──────── Material for the task

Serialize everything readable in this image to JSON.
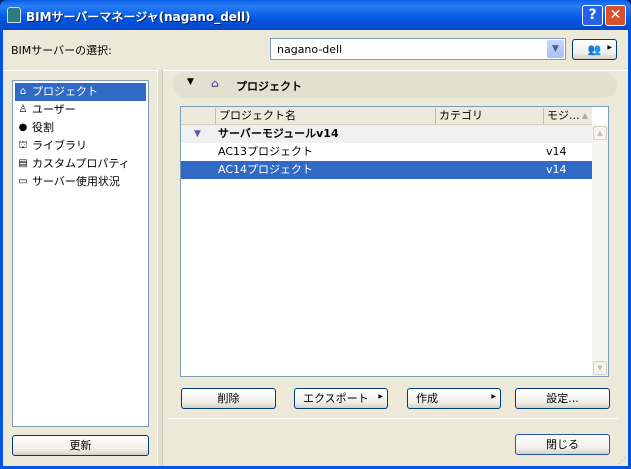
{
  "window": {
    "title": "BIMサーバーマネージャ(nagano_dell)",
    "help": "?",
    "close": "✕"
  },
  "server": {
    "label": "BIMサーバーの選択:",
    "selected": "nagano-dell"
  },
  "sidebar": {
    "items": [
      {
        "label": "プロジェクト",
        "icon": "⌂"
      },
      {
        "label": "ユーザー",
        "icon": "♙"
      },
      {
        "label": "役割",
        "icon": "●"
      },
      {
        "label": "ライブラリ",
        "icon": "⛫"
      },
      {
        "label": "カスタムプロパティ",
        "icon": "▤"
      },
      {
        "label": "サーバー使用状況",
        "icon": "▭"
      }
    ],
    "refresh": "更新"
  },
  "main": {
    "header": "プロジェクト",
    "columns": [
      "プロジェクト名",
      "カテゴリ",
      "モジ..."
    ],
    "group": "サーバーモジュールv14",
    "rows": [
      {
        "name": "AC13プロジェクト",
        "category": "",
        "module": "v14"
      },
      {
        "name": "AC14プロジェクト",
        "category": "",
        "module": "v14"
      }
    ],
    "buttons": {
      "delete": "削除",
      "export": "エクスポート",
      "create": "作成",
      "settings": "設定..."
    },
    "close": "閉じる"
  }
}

────────────────

Task objective: Restate the data above word for word. Skip every picture.

Task response:
Serialize everything readable in this image to JSON.
{
  "window": {
    "title": "BIMサーバーマネージャ(nagano_dell)",
    "help": "?",
    "close": "✕"
  },
  "server": {
    "label": "BIMサーバーの選択:",
    "selected": "nagano-dell"
  },
  "sidebar": {
    "items": [
      {
        "label": "プロジェクト",
        "icon": "⌂"
      },
      {
        "label": "ユーザー",
        "icon": "♙"
      },
      {
        "label": "役割",
        "icon": "●"
      },
      {
        "label": "ライブラリ",
        "icon": "⛫"
      },
      {
        "label": "カスタムプロパティ",
        "icon": "▤"
      },
      {
        "label": "サーバー使用状況",
        "icon": "▭"
      }
    ],
    "refresh": "更新"
  },
  "main": {
    "header": "プロジェクト",
    "columns": [
      "プロジェクト名",
      "カテゴリ",
      "モジ..."
    ],
    "group": "サーバーモジュールv14",
    "rows": [
      {
        "name": "AC13プロジェクト",
        "category": "",
        "module": "v14"
      },
      {
        "name": "AC14プロジェクト",
        "category": "",
        "module": "v14"
      }
    ],
    "buttons": {
      "delete": "削除",
      "export": "エクスポート",
      "create": "作成",
      "settings": "設定..."
    },
    "close": "閉じる"
  }
}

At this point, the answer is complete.